* Begin PROVIDED DATA *

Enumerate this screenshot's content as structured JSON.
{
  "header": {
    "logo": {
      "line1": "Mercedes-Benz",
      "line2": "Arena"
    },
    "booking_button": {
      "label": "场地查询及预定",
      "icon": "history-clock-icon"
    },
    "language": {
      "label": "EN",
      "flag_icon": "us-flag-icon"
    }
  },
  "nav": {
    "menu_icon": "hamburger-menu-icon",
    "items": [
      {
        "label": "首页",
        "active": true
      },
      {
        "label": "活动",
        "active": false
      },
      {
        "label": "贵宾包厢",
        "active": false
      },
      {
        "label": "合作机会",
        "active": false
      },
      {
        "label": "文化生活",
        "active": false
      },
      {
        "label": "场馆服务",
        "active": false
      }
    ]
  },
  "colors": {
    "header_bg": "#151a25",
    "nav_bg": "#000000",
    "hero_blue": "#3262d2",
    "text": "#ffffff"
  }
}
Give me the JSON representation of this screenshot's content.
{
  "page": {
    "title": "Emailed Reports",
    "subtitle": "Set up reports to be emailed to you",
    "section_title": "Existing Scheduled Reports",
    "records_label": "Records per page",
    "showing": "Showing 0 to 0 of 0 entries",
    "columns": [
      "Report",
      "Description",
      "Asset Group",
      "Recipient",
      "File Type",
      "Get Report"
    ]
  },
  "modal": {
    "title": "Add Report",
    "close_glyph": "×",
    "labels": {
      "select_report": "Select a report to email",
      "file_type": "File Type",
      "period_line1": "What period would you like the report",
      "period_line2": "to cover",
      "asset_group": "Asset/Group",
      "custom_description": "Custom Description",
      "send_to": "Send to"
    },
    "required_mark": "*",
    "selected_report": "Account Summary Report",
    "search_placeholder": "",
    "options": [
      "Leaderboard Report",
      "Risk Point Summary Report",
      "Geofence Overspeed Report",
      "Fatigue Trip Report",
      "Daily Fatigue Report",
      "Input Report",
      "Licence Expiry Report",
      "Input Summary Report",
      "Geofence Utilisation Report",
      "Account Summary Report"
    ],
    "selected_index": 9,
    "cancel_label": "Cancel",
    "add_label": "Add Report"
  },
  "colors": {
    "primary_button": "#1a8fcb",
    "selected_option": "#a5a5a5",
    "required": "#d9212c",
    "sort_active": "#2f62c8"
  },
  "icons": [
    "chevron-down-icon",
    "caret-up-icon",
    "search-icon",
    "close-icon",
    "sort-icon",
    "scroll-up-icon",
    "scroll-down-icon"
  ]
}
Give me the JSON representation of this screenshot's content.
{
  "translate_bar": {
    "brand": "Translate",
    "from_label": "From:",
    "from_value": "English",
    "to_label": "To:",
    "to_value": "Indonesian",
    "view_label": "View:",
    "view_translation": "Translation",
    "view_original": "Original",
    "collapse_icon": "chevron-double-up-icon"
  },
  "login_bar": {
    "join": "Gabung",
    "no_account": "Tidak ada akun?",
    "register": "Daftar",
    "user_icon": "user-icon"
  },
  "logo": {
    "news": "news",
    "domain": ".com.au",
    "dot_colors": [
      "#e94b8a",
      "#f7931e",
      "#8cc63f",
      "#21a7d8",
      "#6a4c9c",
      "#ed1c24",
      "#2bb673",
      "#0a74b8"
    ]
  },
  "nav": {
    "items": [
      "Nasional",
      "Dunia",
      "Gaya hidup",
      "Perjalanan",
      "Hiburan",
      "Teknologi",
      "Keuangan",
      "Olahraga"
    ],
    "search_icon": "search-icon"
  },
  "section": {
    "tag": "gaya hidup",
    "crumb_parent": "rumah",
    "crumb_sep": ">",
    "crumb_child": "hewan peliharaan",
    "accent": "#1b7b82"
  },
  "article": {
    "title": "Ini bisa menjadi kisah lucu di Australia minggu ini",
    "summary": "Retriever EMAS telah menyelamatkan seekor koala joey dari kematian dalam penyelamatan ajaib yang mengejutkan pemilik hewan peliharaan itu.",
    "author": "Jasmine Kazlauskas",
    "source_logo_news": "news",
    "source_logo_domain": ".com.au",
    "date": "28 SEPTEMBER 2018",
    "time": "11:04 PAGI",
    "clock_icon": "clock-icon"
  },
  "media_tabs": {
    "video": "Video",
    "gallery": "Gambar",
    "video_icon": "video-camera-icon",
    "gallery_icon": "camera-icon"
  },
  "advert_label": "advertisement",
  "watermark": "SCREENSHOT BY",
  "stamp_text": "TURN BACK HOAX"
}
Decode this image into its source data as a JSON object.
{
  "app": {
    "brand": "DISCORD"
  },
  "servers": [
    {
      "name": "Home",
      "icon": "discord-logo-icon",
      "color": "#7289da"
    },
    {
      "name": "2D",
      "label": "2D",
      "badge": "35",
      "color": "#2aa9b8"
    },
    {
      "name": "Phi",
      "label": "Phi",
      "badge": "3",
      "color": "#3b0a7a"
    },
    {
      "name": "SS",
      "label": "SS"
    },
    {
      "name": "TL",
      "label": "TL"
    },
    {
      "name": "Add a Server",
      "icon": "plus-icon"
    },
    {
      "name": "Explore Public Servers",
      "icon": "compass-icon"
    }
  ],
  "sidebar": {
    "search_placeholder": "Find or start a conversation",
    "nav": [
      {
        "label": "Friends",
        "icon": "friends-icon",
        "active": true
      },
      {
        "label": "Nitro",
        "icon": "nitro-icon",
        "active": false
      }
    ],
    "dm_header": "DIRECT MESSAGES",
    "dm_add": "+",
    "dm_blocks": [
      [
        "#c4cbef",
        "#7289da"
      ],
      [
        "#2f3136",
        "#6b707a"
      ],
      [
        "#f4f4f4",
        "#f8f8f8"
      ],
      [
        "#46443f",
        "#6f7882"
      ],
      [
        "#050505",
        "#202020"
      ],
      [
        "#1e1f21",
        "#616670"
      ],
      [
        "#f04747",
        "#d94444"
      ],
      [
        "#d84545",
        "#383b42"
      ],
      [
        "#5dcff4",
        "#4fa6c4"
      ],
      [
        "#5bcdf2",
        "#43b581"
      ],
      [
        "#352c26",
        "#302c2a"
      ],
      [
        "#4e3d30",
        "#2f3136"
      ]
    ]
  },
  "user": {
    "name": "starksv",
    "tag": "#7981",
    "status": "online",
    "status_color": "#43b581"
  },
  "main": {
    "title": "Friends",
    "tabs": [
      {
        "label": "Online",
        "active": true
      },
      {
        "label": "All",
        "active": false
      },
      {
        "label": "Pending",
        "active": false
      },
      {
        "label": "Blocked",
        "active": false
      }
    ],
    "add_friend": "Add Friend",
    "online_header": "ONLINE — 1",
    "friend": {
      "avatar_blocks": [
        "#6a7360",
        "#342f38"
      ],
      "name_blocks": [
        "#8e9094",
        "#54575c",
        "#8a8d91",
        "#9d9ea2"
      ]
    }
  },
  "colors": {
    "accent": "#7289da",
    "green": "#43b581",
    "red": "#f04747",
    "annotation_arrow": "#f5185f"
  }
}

* End PROVIDED DATA *

Every line of the material must be returned exactly as it appears.

Enumerate this screenshot's content as structured JSON.
{
  "header": {
    "logo": {
      "line1": "Mercedes-Benz",
      "line2": "Arena"
    },
    "booking_button": {
      "label": "场地查询及预定",
      "icon": "history-clock-icon"
    },
    "language": {
      "label": "EN",
      "flag_icon": "us-flag-icon"
    }
  },
  "nav": {
    "menu_icon": "hamburger-menu-icon",
    "items": [
      {
        "label": "首页",
        "active": true
      },
      {
        "label": "活动",
        "active": false
      },
      {
        "label": "贵宾包厢",
        "active": false
      },
      {
        "label": "合作机会",
        "active": false
      },
      {
        "label": "文化生活",
        "active": false
      },
      {
        "label": "场馆服务",
        "active": false
      }
    ]
  },
  "colors": {
    "header_bg": "#151a25",
    "nav_bg": "#000000",
    "hero_blue": "#3262d2",
    "text": "#ffffff"
  }
}
Give me the JSON representation of this screenshot's content.
{
  "page": {
    "title": "Emailed Reports",
    "subtitle": "Set up reports to be emailed to you",
    "section_title": "Existing Scheduled Reports",
    "records_label": "Records per page",
    "showing": "Showing 0 to 0 of 0 entries",
    "columns": [
      "Report",
      "Description",
      "Asset Group",
      "Recipient",
      "File Type",
      "Get Report"
    ]
  },
  "modal": {
    "title": "Add Report",
    "close_glyph": "×",
    "labels": {
      "select_report": "Select a report to email",
      "file_type": "File Type",
      "period_line1": "What period would you like the report",
      "period_line2": "to cover",
      "asset_group": "Asset/Group",
      "custom_description": "Custom Description",
      "send_to": "Send to"
    },
    "required_mark": "*",
    "selected_report": "Account Summary Report",
    "search_placeholder": "",
    "options": [
      "Leaderboard Report",
      "Risk Point Summary Report",
      "Geofence Overspeed Report",
      "Fatigue Trip Report",
      "Daily Fatigue Report",
      "Input Report",
      "Licence Expiry Report",
      "Input Summary Report",
      "Geofence Utilisation Report",
      "Account Summary Report"
    ],
    "selected_index": 9,
    "cancel_label": "Cancel",
    "add_label": "Add Report"
  },
  "colors": {
    "primary_button": "#1a8fcb",
    "selected_option": "#a5a5a5",
    "required": "#d9212c",
    "sort_active": "#2f62c8"
  },
  "icons": [
    "chevron-down-icon",
    "caret-up-icon",
    "search-icon",
    "close-icon",
    "sort-icon",
    "scroll-up-icon",
    "scroll-down-icon"
  ]
}
Give me the JSON representation of this screenshot's content.
{
  "translate_bar": {
    "brand": "Translate",
    "from_label": "From:",
    "from_value": "English",
    "to_label": "To:",
    "to_value": "Indonesian",
    "view_label": "View:",
    "view_translation": "Translation",
    "view_original": "Original",
    "collapse_icon": "chevron-double-up-icon"
  },
  "login_bar": {
    "join": "Gabung",
    "no_account": "Tidak ada akun?",
    "register": "Daftar",
    "user_icon": "user-icon"
  },
  "logo": {
    "news": "news",
    "domain": ".com.au",
    "dot_colors": [
      "#e94b8a",
      "#f7931e",
      "#8cc63f",
      "#21a7d8",
      "#6a4c9c",
      "#ed1c24",
      "#2bb673",
      "#0a74b8"
    ]
  },
  "nav": {
    "items": [
      "Nasional",
      "Dunia",
      "Gaya hidup",
      "Perjalanan",
      "Hiburan",
      "Teknologi",
      "Keuangan",
      "Olahraga"
    ],
    "search_icon": "search-icon"
  },
  "section": {
    "tag": "gaya hidup",
    "crumb_parent": "rumah",
    "crumb_sep": ">",
    "crumb_child": "hewan peliharaan",
    "accent": "#1b7b82"
  },
  "article": {
    "title": "Ini bisa menjadi kisah lucu di Australia minggu ini",
    "summary": "Retriever EMAS telah menyelamatkan seekor koala joey dari kematian dalam penyelamatan ajaib yang mengejutkan pemilik hewan peliharaan itu.",
    "author": "Jasmine Kazlauskas",
    "source_logo_news": "news",
    "source_logo_domain": ".com.au",
    "date": "28 SEPTEMBER 2018",
    "time": "11:04 PAGI",
    "clock_icon": "clock-icon"
  },
  "media_tabs": {
    "video": "Video",
    "gallery": "Gambar",
    "video_icon": "video-camera-icon",
    "gallery_icon": "camera-icon"
  },
  "advert_label": "advertisement",
  "watermark": "SCREENSHOT BY",
  "stamp_text": "TURN BACK HOAX"
}
Decode this image into its source data as a JSON object.
{
  "app": {
    "brand": "DISCORD"
  },
  "servers": [
    {
      "name": "Home",
      "icon": "discord-logo-icon",
      "color": "#7289da"
    },
    {
      "name": "2D",
      "label": "2D",
      "badge": "35",
      "color": "#2aa9b8"
    },
    {
      "name": "Phi",
      "label": "Phi",
      "badge": "3",
      "color": "#3b0a7a"
    },
    {
      "name": "SS",
      "label": "SS"
    },
    {
      "name": "TL",
      "label": "TL"
    },
    {
      "name": "Add a Server",
      "icon": "plus-icon"
    },
    {
      "name": "Explore Public Servers",
      "icon": "compass-icon"
    }
  ],
  "sidebar": {
    "search_placeholder": "Find or start a conversation",
    "nav": [
      {
        "label": "Friends",
        "icon": "friends-icon",
        "active": true
      },
      {
        "label": "Nitro",
        "icon": "nitro-icon",
        "active": false
      }
    ],
    "dm_header": "DIRECT MESSAGES",
    "dm_add": "+",
    "dm_blocks": [
      [
        "#c4cbef",
        "#7289da"
      ],
      [
        "#2f3136",
        "#6b707a"
      ],
      [
        "#f4f4f4",
        "#f8f8f8"
      ],
      [
        "#46443f",
        "#6f7882"
      ],
      [
        "#050505",
        "#202020"
      ],
      [
        "#1e1f21",
        "#616670"
      ],
      [
        "#f04747",
        "#d94444"
      ],
      [
        "#d84545",
        "#383b42"
      ],
      [
        "#5dcff4",
        "#4fa6c4"
      ],
      [
        "#5bcdf2",
        "#43b581"
      ],
      [
        "#352c26",
        "#302c2a"
      ],
      [
        "#4e3d30",
        "#2f3136"
      ]
    ]
  },
  "user": {
    "name": "starksv",
    "tag": "#7981",
    "status": "online",
    "status_color": "#43b581"
  },
  "main": {
    "title": "Friends",
    "tabs": [
      {
        "label": "Online",
        "active": true
      },
      {
        "label": "All",
        "active": false
      },
      {
        "label": "Pending",
        "active": false
      },
      {
        "label": "Blocked",
        "active": false
      }
    ],
    "add_friend": "Add Friend",
    "online_header": "ONLINE — 1",
    "friend": {
      "avatar_blocks": [
        "#6a7360",
        "#342f38"
      ],
      "name_blocks": [
        "#8e9094",
        "#54575c",
        "#8a8d91",
        "#9d9ea2"
      ]
    }
  },
  "colors": {
    "accent": "#7289da",
    "green": "#43b581",
    "red": "#f04747",
    "annotation_arrow": "#f5185f"
  }
}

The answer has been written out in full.